** Extrait choisi **
L'Union européenne (UE) a naturellement une responsabilité dans la crise politique qui secoue aujourd'hui l'Italie mais, sauf à être myope voire aveugle, on ne peut occulter ses dimensions internationales et domestiques.
La crise politique italienne est d'abord le sous-produit d'une crise économique secouant la plupart des pays développés et européens, que ces derniers soient ou non membres de la zone euro (isnt'it ?). Elle a été particulièrement dure en raison de la défiance brutale que les marchés financiers ont exprimée vis-à-vis de la dérive des comptes publics de la péninsule – défiance que l'imbroglio actuel pourrait malheureusement ranimer.
Cette crise politique traduit aussi l'exaspération sociale d'une population souffrant des ajustements et des réformes impulsées par le gouvernement du courageux Mario Monti. Il n'est guère surprenant que, comme en Espagne, en Grèce ou ailleurs, cette crise sociale ait conduit les électeurs italiens à rejeter l'austérité pratiquée dans leurs pays – même si, on finirait par l'oublier, ils ont placé en tête la coalition sociale-démocrate conduite par Pier Luigi Bersani, adepte d'un meilleur équilibre entre rigueur, équité et croissance.
La crise italienne a enfin beaucoup à voir avec la déliquescence du système politique national (verrouillage, corruption, etc.), qui a même réussi à accoucher d'un mode de scrutin empêchant en l'espèce la formation d'un gouvernement stable : c'est d'abord le rejet de ce système que traduit l'impressionnante progression du mouvement 5 stelle, alors que la résurrection de Berlusconi s'apparente à l'inverse au retour en grâce d'un ancien président du Conseil...
UN PROCÈS INFONDÉ
Dans un tel contexte, il faut bien peu connaître l'Italie pour s'échiner à faire de l'UE la première responsable et la principale cible du vote de ses électeurs. Ou alors être trop heureux de trouver là une nouvelle occasion de réactiver le spectre d'une hypothétique dislocation de la zone euro ou, plus sérieusement, le procès des insuffisances de la construction européenne.

** Données saisies **

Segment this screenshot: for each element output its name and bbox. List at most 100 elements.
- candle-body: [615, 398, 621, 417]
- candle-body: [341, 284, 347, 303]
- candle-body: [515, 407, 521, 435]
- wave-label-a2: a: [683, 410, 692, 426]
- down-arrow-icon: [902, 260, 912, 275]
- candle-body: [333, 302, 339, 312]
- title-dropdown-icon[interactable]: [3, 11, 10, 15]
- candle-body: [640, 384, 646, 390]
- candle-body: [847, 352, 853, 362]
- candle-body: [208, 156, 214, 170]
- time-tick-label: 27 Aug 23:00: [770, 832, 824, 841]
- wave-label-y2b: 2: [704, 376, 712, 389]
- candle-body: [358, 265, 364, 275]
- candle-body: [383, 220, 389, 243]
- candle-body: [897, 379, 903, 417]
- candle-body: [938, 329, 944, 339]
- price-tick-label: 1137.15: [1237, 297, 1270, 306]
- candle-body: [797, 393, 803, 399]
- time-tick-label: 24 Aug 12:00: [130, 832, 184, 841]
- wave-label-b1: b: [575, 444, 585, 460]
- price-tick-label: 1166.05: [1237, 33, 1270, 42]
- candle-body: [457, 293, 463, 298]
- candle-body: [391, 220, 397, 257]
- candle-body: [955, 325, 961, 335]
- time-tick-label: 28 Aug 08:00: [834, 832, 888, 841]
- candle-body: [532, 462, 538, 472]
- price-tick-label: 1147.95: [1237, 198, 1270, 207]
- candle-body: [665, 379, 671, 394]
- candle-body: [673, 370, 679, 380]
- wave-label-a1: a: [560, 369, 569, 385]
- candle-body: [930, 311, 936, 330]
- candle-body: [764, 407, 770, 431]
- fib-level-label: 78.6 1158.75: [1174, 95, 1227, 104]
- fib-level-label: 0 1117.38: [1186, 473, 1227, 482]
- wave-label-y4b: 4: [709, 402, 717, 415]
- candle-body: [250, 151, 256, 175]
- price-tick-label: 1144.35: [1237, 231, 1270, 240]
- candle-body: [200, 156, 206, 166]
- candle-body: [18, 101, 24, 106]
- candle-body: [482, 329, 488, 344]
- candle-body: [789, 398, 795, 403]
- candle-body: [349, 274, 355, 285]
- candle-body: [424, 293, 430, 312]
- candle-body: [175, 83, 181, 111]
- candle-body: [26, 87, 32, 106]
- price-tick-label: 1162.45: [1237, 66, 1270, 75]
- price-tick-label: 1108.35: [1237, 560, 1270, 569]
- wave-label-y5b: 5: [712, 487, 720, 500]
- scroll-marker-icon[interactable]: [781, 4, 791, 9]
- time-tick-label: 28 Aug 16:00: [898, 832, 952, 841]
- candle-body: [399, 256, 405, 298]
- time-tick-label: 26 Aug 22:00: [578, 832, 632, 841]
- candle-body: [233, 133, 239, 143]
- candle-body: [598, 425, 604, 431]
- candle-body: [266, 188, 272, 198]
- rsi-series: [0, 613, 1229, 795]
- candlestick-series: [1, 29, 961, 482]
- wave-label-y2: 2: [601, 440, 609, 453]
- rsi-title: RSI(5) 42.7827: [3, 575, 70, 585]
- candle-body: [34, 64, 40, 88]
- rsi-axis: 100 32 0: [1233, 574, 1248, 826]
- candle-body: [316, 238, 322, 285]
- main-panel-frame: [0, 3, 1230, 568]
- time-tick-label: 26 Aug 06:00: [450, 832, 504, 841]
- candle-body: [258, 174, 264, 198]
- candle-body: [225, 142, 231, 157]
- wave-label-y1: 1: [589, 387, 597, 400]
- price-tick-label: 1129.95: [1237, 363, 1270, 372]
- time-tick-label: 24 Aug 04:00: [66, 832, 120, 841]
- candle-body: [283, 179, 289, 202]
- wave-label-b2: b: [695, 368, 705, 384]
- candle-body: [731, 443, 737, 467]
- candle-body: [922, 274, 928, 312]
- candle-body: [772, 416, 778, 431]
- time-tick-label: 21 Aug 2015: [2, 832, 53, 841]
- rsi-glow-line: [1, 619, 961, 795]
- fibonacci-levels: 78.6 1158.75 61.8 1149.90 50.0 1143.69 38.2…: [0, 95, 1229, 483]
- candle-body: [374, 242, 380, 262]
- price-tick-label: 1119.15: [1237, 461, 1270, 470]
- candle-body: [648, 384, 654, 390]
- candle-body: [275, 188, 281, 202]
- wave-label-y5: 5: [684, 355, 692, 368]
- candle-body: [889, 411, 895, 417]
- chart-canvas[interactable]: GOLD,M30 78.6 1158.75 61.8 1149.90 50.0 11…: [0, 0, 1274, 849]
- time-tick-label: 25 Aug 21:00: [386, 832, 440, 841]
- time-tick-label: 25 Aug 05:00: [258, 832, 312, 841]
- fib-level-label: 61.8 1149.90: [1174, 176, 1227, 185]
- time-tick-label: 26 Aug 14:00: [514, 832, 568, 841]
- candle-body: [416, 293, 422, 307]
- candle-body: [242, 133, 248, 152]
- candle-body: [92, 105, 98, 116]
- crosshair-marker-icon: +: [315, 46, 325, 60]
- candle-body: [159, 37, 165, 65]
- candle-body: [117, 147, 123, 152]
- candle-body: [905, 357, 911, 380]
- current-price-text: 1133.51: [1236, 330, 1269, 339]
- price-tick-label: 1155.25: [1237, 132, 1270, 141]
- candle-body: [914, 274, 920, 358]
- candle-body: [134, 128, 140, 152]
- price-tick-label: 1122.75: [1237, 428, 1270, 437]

** Consigne 1 **
Veuillez restituer tel quel le passage de l'extrait commençant par « La crise italienne » et allant jusqu'à « président du Conseil... ».
** Consigne 2 **
Répondez brièvement à partir de l'extrait :
(a) Quelle coalition les électeurs italiens ont-ils placée en tête ?
(b) Quel mouvement a connu une impressionnante progression ?
(c) Qu'ont exprimé les marchés financiers vis-à-vis de la dérive des comptes publics de la péninsule ?
Seul l'extrait sert de base, la liste n'entre pas en compte.

** Corrigé 1 **
La crise italienne a enfin beaucoup à voir avec la déliquescence du système politique national (verrouillage, corruption, etc.), qui a même réussi à accoucher d'un mode de scrutin empêchant en l'espèce la formation d'un gouvernement stable : c'est d'abord le rejet de ce système que traduit l'impressionnante progression du mouvement 5 stelle, alors que la résurrection de Berlusconi s'apparente à l'inverse au retour en grâce d'un ancien président du Conseil...

** Corrigé 2 **
(a) La coalition sociale-démocrate conduite par Pier Luigi Bersani.
(b) Le mouvement 5 stelle.
(c) Une défiance brutale.